▶ **What is needed**: Of all the lines in the data below, how many contain "from"? Report that number alone.

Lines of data
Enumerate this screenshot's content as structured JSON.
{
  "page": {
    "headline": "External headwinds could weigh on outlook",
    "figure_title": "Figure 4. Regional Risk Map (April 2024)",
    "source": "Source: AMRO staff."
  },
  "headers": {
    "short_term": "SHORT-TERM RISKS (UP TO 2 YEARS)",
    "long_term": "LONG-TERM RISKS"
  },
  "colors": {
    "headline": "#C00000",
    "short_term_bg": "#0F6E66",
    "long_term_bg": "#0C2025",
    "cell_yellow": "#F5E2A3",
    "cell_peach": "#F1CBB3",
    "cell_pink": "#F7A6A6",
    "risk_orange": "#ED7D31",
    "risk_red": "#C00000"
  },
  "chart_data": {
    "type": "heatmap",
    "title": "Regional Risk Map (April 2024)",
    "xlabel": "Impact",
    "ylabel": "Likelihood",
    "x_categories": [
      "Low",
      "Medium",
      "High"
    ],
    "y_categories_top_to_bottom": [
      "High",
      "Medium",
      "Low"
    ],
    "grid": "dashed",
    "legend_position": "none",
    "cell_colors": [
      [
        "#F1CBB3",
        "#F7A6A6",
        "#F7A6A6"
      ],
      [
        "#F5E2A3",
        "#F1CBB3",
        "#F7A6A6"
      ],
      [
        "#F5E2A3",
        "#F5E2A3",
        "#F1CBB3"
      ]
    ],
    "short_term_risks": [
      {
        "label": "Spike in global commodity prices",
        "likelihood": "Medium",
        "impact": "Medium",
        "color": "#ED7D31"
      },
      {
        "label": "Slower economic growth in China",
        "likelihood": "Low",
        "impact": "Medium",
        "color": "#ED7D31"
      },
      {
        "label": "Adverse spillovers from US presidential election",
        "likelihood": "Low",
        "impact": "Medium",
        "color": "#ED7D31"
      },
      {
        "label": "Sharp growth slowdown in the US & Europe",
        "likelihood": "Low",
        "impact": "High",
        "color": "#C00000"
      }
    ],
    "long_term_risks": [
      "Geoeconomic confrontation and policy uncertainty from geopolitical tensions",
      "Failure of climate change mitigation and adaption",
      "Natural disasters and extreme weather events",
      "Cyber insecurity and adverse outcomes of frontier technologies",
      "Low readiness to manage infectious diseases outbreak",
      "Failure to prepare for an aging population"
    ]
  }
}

...

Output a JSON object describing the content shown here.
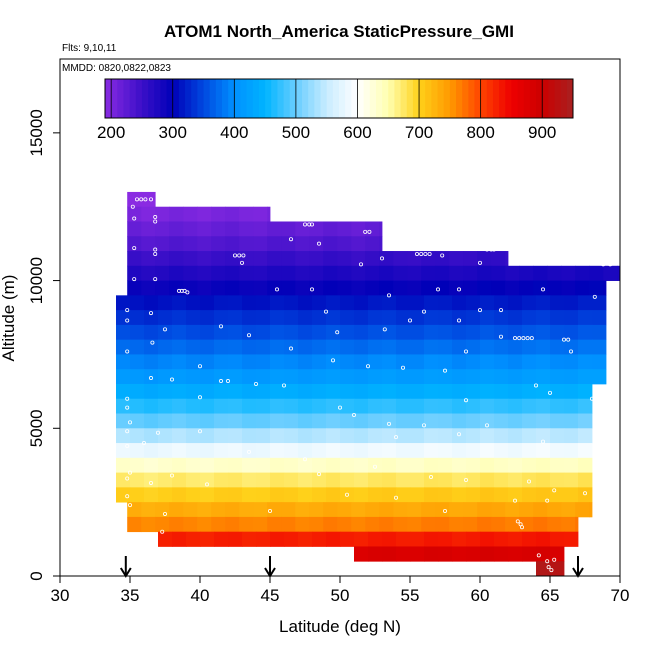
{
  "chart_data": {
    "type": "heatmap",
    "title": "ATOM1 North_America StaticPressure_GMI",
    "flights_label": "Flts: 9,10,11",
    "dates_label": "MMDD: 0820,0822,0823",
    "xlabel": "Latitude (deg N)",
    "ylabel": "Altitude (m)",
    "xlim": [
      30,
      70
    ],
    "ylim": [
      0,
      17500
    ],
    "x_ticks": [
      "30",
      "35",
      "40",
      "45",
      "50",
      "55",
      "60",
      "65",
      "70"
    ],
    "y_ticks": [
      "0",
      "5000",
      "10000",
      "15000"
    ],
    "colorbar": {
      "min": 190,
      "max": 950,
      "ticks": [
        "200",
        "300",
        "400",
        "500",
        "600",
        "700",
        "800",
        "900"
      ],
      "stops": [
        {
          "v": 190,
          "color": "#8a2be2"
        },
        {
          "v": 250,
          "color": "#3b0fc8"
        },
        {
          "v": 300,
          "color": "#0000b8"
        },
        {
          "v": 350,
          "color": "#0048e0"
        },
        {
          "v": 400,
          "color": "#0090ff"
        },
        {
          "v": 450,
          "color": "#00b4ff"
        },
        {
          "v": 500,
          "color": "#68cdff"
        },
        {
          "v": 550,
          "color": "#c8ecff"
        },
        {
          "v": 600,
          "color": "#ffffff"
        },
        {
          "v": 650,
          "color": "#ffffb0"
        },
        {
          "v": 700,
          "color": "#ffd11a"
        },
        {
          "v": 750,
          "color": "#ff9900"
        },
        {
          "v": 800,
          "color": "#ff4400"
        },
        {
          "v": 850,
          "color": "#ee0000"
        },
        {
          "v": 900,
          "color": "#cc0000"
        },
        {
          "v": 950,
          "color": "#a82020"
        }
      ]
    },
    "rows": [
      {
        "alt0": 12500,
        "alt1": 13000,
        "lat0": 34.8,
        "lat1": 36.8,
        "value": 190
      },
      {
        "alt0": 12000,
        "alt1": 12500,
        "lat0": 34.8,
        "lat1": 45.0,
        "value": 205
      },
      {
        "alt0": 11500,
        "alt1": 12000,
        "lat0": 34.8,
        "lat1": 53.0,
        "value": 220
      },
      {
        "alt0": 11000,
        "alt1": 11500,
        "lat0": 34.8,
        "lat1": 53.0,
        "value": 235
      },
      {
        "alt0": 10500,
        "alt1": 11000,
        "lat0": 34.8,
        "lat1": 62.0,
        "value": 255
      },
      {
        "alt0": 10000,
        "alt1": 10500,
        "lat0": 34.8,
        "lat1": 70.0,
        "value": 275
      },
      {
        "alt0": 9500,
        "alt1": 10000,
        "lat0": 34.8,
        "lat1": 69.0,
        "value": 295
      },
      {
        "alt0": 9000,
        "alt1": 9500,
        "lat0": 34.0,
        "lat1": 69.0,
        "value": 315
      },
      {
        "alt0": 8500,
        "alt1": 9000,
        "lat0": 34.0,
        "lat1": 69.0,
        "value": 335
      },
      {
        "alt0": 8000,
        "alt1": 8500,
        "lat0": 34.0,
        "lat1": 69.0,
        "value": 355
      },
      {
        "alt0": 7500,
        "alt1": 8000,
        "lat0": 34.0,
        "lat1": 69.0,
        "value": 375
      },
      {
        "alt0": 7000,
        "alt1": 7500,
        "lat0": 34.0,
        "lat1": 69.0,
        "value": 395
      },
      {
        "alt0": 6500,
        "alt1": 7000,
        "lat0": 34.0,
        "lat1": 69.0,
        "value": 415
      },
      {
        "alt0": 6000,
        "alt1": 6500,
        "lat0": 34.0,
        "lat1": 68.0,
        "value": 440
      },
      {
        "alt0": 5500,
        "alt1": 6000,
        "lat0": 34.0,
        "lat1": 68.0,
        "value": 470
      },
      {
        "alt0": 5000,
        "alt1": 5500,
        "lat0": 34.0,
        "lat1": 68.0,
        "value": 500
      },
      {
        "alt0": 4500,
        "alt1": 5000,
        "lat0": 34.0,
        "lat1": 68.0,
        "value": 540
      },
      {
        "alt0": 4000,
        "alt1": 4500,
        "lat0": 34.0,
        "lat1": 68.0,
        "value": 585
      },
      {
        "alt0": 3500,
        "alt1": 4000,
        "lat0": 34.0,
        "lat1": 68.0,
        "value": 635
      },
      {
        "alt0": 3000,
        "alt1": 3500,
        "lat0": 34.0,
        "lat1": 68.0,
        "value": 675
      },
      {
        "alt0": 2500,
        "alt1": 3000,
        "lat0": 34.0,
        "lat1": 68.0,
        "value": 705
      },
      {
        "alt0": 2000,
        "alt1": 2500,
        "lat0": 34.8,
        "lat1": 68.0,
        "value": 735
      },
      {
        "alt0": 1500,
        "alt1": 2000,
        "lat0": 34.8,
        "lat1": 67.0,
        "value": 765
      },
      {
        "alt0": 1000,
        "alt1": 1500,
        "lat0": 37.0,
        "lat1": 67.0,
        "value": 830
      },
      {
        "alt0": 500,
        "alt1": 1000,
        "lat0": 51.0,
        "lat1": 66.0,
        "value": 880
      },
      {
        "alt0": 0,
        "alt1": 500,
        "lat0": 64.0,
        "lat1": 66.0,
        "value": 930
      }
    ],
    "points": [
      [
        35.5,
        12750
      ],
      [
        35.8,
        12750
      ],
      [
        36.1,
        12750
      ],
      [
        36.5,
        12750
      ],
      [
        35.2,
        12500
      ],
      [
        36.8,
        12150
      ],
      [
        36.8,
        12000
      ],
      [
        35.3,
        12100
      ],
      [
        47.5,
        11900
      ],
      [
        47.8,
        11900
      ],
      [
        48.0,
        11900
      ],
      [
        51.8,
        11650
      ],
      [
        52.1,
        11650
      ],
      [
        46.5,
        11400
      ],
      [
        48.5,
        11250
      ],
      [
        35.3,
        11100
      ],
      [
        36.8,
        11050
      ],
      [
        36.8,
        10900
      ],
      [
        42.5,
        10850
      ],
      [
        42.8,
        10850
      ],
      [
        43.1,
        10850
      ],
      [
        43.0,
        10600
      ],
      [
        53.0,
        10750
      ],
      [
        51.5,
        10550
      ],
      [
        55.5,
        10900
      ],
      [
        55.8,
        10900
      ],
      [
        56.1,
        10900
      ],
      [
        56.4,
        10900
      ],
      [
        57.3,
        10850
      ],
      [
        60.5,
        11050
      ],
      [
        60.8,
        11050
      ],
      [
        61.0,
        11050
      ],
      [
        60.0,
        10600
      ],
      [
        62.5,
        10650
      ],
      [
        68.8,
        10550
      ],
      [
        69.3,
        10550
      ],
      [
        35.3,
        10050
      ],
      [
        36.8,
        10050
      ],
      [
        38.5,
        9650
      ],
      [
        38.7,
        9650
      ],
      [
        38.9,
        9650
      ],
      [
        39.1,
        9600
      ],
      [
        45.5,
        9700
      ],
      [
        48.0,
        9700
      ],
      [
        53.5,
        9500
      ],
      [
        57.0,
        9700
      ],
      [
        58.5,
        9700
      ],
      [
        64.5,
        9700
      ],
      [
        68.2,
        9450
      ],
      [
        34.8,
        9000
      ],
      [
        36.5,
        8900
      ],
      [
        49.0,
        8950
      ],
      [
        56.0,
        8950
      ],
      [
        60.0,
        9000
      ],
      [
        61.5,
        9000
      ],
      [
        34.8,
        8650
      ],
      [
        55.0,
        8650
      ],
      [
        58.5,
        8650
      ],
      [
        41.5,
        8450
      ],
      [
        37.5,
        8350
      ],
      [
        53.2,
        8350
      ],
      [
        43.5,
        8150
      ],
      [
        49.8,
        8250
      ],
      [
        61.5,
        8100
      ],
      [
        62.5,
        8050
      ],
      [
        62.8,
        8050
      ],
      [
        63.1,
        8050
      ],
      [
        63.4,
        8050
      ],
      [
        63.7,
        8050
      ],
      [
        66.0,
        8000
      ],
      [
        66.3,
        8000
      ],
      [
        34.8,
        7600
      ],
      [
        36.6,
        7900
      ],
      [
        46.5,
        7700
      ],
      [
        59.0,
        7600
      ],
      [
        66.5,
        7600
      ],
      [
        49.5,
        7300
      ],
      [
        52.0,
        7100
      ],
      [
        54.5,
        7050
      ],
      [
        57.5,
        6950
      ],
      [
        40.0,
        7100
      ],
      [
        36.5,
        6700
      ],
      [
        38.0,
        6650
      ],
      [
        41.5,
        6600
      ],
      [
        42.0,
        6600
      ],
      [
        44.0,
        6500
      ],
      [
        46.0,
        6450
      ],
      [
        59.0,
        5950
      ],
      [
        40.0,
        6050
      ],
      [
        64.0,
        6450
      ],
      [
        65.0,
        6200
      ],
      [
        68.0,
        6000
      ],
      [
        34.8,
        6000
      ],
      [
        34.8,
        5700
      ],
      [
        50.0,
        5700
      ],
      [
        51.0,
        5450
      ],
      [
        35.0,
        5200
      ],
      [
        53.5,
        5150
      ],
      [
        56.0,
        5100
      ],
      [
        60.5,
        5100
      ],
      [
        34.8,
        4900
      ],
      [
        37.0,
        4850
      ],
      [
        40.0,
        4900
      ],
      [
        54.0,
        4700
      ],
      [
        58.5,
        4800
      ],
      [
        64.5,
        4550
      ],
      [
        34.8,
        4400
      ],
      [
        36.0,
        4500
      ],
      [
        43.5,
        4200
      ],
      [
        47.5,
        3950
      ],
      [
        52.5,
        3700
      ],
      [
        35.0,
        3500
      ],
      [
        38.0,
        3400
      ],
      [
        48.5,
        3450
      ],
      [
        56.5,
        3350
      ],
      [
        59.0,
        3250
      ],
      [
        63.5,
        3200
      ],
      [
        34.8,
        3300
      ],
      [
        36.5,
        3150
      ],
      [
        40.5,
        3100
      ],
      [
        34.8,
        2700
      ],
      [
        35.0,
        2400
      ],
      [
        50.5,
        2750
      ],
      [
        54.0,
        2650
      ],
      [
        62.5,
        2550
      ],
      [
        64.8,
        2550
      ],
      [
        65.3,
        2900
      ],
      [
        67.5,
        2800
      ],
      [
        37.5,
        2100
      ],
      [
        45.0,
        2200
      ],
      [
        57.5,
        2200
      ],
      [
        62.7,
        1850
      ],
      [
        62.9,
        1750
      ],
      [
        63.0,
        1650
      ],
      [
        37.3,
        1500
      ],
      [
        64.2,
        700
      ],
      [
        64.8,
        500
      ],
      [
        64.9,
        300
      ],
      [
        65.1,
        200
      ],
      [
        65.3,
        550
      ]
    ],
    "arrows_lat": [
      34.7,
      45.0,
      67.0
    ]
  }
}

▶ **Exercise answer**: 2